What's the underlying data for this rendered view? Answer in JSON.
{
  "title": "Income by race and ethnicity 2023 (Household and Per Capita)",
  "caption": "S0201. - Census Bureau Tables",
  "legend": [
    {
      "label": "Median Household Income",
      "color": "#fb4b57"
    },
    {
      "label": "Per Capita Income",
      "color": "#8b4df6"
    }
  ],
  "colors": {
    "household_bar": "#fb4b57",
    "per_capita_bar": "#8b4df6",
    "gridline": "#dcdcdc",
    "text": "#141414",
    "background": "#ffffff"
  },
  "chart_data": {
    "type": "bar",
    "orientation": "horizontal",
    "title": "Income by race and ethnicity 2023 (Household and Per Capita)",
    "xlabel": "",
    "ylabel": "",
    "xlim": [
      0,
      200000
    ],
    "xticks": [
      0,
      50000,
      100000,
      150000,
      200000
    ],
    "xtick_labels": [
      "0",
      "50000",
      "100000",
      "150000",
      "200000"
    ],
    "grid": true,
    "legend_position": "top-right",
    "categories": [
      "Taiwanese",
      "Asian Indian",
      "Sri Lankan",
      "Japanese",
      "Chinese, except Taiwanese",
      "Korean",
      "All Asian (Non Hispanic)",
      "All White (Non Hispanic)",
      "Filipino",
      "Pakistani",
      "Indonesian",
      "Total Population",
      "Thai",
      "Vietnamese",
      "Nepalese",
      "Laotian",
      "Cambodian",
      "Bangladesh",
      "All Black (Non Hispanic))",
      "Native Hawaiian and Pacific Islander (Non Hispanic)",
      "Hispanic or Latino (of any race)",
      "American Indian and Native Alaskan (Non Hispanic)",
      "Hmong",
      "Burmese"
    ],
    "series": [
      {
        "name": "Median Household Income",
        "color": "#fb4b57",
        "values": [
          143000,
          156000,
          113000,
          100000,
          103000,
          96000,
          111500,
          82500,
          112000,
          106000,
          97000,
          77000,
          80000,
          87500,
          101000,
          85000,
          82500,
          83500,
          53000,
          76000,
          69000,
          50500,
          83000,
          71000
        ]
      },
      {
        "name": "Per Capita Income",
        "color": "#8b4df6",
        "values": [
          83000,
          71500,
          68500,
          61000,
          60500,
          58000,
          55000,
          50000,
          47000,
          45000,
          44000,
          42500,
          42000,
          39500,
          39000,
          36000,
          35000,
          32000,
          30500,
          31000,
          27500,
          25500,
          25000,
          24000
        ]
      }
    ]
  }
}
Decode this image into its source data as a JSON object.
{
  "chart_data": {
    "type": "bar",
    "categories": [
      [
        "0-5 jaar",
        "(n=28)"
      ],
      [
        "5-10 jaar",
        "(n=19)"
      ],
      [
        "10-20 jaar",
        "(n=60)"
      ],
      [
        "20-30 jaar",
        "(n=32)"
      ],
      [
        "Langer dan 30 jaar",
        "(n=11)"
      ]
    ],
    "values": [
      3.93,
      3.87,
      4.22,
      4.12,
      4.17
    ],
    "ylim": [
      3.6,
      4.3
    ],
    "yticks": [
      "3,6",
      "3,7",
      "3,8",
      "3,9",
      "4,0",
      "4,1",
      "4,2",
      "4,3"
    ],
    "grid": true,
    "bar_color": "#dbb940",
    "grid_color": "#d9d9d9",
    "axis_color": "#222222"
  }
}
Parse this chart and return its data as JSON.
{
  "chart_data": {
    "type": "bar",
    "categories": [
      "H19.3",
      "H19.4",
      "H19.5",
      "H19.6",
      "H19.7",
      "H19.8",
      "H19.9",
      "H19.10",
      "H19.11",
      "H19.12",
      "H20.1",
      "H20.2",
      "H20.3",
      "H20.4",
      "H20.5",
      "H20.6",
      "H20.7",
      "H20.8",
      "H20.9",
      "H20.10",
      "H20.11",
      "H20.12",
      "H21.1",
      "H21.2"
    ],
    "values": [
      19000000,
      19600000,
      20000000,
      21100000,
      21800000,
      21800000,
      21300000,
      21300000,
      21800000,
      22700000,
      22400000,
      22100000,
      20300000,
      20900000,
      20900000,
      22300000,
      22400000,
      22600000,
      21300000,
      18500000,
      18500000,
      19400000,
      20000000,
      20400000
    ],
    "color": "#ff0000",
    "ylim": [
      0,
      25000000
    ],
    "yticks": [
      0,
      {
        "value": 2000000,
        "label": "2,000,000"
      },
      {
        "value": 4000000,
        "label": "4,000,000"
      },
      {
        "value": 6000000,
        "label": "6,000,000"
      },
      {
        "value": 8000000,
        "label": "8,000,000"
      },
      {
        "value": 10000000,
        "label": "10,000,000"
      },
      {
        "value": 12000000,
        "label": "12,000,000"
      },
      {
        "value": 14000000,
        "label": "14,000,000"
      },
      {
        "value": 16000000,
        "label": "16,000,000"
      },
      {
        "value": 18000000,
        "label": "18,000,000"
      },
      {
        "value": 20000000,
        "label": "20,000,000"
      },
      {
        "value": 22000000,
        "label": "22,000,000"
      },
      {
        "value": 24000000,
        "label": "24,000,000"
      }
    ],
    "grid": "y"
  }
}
::::
From the entries, report each line that includes the word "Taiwanese".

CORRECT RESULT:
      "Taiwanese",
      "Chinese, except Taiwanese",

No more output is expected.